[Dataset entries]
»»

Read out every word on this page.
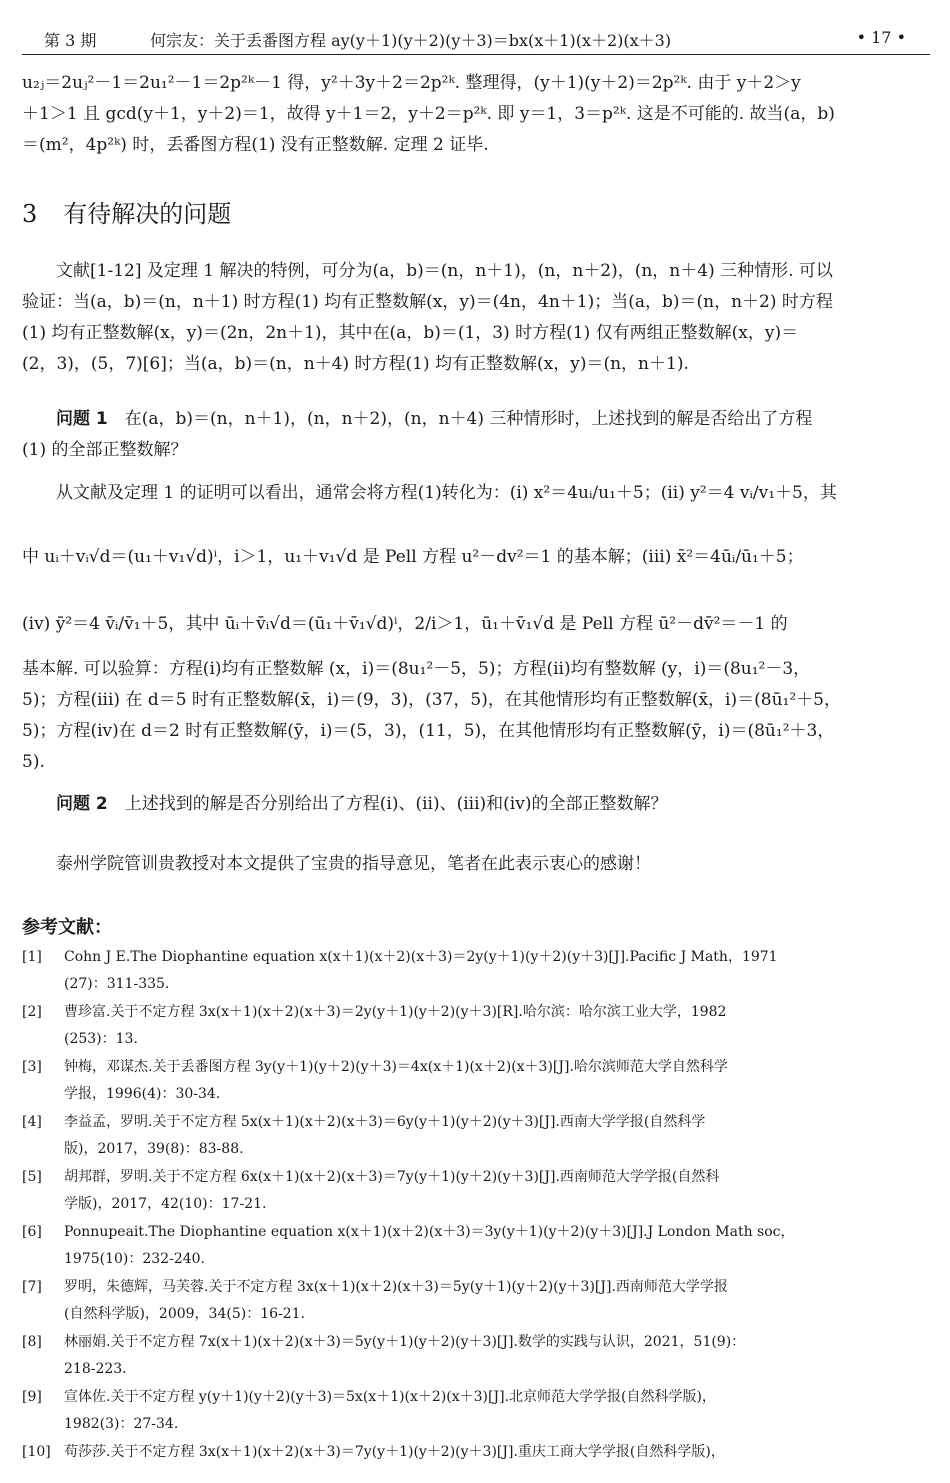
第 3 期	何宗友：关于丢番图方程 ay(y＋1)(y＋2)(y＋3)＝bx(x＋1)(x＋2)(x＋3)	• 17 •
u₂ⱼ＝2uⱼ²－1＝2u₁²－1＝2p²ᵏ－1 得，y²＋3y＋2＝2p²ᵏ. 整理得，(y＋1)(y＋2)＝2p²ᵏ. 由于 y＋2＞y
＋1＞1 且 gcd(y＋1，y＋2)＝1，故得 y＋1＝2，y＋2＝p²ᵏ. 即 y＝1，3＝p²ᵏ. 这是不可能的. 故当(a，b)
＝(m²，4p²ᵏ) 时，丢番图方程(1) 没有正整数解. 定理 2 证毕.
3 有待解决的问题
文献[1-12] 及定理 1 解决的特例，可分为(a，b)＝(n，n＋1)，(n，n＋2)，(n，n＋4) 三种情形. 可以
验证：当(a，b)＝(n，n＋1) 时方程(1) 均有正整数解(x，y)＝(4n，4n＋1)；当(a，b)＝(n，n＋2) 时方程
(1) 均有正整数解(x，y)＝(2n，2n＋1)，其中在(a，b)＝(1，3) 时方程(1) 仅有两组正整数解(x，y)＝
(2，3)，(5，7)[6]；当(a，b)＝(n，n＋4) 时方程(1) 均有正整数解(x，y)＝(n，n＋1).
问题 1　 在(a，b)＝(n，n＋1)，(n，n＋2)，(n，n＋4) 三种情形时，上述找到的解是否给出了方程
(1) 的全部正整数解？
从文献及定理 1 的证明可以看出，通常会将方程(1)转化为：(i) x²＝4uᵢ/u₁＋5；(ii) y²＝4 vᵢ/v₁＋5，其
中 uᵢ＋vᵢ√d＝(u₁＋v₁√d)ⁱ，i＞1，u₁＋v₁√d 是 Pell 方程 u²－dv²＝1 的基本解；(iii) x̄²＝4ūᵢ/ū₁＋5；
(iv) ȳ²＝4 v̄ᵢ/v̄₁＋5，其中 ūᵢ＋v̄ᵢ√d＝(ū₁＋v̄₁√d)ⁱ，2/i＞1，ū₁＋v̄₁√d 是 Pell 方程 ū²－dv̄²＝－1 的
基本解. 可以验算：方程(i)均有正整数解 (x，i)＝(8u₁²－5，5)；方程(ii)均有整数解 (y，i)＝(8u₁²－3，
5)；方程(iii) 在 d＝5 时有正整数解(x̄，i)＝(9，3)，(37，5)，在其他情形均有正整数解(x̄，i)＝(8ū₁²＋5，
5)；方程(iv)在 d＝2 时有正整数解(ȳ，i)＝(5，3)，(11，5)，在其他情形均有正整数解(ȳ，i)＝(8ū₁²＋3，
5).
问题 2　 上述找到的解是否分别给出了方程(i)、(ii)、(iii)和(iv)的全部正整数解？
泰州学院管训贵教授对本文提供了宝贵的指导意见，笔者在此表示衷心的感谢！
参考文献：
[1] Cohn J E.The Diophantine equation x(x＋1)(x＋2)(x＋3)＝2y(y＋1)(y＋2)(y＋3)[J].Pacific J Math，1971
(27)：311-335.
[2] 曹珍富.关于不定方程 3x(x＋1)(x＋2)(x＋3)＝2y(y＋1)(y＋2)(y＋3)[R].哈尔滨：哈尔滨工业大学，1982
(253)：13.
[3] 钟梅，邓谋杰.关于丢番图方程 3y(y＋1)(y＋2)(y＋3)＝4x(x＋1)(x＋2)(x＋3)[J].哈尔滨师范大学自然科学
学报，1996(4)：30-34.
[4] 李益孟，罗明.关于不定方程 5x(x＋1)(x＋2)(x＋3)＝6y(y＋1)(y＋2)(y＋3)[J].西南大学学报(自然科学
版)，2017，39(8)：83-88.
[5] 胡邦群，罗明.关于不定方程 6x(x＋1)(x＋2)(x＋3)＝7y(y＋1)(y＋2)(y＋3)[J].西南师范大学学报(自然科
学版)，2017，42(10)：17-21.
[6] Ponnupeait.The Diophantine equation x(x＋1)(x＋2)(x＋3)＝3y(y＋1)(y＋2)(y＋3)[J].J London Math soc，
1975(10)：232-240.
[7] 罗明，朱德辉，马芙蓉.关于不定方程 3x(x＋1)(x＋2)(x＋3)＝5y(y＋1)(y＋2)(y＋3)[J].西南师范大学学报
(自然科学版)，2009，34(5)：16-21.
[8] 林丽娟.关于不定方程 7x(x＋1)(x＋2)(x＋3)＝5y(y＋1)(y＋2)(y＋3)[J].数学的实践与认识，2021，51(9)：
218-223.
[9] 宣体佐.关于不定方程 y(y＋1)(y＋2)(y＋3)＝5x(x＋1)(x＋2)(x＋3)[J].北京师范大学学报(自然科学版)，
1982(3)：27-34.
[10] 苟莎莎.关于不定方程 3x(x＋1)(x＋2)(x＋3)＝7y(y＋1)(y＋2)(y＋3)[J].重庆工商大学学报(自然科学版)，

««
»»

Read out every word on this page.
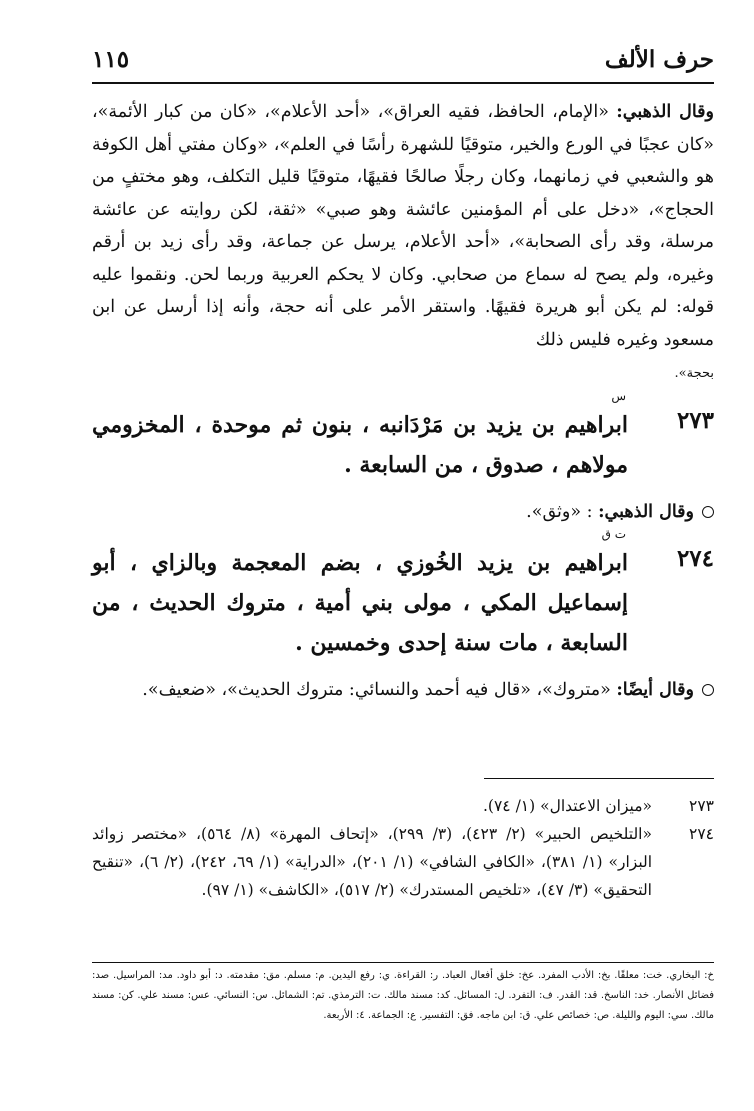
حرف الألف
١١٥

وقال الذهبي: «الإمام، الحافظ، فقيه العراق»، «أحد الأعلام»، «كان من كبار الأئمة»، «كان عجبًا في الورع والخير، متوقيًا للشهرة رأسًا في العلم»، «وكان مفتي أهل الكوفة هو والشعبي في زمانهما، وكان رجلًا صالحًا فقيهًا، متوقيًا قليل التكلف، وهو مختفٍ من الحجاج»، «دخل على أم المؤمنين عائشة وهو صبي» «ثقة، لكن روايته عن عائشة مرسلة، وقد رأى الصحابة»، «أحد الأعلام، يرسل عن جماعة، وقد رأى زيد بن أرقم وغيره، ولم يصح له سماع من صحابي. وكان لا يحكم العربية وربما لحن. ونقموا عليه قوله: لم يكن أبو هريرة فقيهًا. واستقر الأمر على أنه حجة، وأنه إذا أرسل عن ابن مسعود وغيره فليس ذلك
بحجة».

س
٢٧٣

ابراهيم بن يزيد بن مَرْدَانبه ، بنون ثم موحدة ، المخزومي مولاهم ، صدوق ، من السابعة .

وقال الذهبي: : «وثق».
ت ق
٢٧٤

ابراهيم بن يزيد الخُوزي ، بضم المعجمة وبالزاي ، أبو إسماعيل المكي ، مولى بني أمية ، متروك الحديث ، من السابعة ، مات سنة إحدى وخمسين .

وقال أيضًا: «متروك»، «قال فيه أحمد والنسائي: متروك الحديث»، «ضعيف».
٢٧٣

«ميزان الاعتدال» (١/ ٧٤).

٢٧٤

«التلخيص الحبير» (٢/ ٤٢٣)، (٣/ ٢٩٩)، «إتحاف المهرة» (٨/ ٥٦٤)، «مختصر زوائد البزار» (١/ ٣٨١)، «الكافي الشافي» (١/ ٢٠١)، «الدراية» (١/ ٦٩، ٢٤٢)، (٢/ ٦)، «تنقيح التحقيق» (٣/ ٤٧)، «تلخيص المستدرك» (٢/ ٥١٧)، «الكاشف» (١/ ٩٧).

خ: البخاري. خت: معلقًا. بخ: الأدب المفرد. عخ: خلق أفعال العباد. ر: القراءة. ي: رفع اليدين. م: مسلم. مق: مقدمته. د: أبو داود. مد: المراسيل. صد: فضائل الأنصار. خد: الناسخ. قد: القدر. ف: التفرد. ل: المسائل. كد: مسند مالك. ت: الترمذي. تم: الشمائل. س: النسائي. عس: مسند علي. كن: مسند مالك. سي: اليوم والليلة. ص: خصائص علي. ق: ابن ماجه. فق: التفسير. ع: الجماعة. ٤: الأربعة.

««

**What you have to do:** Nothing but a number is needed here: how many lines hold the string "在其他情形均有正整数解"?

**Right answer:** 2